Born with a Junk Food Deficiency is a classic muckraking expose of two major industries that directly affect what we, the public, take into our bodies—the pharmaceutical and the agri-food industry. The author, Martha Rosenberg, is a freelance writer, editorial cartoonist and internet health columnist whose work has appeared in a variety of highly influential and prestigious newspapers (e.g., San Francisco Chronicle, Boston Globe, Los Angeles Times, and the Pittsburgh Post-Gazette) as well as in well-known websites (Huffington Post, AlterNet, and Counterpoint).

Although the author does not have an explicit analysis of the power structure, she identifies—through multiple examples—an interesting repetitive pattern of the important players in pharmaceutical and food products, including attention to related agricultural production. Essentially she assigns the responsibility of risky medications and agricultural additions to industry, sometimes identified as the entire sector (e.g., Parma or AgriBiz), sometimes as specific companies, and sometimes as occupational groups—investors on Wall Street, marketers, scientists, doctors, medical journals, public relations and ghost writing firms, and/or the lawyers who collectively enable products to continue or to expand into public markets (p. 51).

The process of product placement and development, as described by the author, in the main follows this pattern: The marketers create markets for drugs (or genetically engineered food or factory raised or slaughtered animals) by emphasizing the advantages of the product or process and by ignoring the possibility that the drug (or food) has disadvantages, in other words by following standard marketing protocols.

Marketers use a variety of practices to promote research that demonstrates the effectiveness and safety of their product, including funding researchers. Pharmaceutical companies also promote doctors who give testimonials about how beneficial their drugs/food/animals are, develop educational programs for doctors (particularly with drugs) and—in a variety of ways—promote the effectiveness of their product. The author notes that the industry, or pharmaceutical company, or industry-funded university researchers rarely offer retractions even after the research has been falsified or the product has been shown to have substantive problems.

The marketing to doctors or directly to patients—or in the case of agriculture, to the food producer—continues even after problems become increasingly evident. In some cases, the original use of the product is abandoned, in others the marketers continue to sell in the original area and simply add a move to additional markets from their original repertoire. In either case, marketers move to additional markets when possible.
◆ ◆ ◆ ◆
### [PROBLEMS TO SOLVE]
**A)** Do these statements agree with the review of Born with a Junk Food Deficiency? (i) The book offers an explicit analysis of the power structure. (ii) Martha Rosenberg's work has appeared in the Boston Globe. (iii) Industry-funded university researchers often offer retractions once research has been falsified. For each, answer yes or no and quote the words from the review that decide it.
**B)** Can you resume the review of Born with a Junk Food Deficiency from its last sentence?
You won't need the listing.

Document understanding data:
◆ ◆ ◆ ◆
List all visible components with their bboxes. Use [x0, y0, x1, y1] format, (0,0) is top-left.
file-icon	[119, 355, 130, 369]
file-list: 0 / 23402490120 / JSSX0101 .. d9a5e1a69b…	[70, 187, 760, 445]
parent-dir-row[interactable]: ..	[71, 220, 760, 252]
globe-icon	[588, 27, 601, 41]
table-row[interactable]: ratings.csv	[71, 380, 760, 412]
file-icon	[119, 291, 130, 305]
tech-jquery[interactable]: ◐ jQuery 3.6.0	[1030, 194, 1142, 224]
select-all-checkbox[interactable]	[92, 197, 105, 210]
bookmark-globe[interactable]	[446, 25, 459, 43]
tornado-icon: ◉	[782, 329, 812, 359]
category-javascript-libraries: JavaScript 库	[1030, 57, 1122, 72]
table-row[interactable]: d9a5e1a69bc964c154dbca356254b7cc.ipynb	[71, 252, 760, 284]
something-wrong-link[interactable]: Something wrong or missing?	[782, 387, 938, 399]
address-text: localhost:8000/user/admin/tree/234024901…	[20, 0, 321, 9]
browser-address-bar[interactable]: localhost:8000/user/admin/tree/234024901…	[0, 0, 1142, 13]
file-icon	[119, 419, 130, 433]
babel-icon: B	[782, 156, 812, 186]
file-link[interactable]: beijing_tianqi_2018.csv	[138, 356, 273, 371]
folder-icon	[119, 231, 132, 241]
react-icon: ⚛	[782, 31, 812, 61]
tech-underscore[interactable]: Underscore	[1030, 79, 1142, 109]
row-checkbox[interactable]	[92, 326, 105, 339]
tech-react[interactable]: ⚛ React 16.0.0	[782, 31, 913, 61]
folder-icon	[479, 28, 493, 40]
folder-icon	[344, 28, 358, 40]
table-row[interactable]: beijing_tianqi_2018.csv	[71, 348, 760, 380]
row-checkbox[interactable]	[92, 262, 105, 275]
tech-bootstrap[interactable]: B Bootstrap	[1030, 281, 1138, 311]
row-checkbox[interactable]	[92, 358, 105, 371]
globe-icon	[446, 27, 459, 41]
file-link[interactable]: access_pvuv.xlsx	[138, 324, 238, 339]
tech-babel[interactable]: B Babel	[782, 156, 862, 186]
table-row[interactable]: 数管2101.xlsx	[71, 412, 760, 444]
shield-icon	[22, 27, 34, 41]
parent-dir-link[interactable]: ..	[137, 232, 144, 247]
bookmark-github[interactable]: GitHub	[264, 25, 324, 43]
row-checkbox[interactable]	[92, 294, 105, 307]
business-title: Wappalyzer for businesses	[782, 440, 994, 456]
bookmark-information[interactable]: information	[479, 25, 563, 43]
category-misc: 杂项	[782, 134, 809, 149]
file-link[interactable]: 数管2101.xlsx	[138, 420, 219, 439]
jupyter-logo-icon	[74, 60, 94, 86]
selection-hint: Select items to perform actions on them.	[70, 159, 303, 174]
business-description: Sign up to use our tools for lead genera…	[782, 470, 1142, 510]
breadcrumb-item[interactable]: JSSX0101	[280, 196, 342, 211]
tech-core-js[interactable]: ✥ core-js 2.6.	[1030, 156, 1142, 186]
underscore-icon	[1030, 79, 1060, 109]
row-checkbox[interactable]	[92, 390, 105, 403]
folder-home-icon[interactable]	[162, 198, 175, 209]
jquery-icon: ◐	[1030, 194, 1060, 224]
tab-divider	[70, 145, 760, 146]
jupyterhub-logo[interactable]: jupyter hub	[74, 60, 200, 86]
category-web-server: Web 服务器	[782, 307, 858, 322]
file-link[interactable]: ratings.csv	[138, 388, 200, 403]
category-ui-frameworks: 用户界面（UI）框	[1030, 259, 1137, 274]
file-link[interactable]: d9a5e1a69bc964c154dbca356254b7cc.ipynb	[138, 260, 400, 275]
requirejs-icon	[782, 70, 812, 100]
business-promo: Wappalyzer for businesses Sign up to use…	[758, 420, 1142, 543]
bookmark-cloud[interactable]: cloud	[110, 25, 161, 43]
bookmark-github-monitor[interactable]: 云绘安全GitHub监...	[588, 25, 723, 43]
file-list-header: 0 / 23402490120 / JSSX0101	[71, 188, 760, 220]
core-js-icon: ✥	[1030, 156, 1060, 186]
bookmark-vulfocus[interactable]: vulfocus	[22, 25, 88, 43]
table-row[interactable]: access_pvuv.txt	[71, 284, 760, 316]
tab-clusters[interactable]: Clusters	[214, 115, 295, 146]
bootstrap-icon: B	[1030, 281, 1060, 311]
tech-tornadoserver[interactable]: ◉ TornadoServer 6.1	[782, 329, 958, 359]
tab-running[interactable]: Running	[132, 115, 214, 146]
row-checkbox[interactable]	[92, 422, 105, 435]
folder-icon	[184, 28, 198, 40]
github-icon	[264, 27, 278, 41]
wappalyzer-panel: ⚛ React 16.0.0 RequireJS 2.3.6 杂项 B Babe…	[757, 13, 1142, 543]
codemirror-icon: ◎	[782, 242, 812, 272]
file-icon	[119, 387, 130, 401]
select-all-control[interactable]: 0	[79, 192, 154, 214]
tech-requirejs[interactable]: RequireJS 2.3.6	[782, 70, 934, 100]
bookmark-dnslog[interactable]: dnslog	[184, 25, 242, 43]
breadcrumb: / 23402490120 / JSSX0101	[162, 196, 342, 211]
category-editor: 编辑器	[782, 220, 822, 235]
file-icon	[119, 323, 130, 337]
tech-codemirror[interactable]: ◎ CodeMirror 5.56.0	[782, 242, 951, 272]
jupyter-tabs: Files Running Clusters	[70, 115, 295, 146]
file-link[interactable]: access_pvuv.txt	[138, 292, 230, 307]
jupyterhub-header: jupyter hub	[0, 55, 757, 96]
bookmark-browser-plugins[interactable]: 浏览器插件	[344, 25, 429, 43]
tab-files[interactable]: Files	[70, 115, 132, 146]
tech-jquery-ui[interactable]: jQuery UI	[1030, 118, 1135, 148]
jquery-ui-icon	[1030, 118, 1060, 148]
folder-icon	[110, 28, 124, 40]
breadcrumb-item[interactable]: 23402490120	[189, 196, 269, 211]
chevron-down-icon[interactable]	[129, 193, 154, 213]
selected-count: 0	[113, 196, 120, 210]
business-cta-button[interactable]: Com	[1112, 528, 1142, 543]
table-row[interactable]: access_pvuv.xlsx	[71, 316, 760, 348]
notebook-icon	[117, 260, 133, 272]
◆ ◆ ◆ ◆
### [RESULTS OF THE TASKS]
**A)**
(i) No: "Although the author does not have an explicit analysis of the power structure"
(ii) Yes: "whose work has appeared in a variety of highly influential and prestigious newspapers (e.g., San Francisco Chronicle, Boston Globe"
(iii) No: "rarely offer retractions even after the research has been falsified"

**B)**
For example, Seroquel, initially promoted as “significantly superior” to “older psychiatric drugs” (pg. 91) on evidence that the researcher Charles Schultz, MD, later qualified—saying that the old and new drugs were “about the same”—was initially promoted as a first class anti-psychotic and then advocated as a treatment for post-traumatic stress disorder (PTSD). The move was made without, according to this author, addressing already evident problems such as a repeated pattern of additional deaths, particularly when these drugs were taken with other drugs (p. 93).

In chapter after chapter the author points out that as problems arise with the drugs, marketers counter, suppress or ignore evidence, attack doctors or researchers who are warning against the drug and or use educational programs to warn against discontinuing treatment. All this, the author repeatedly points out, while continuing to promote, and expand when possible, the drug’s use.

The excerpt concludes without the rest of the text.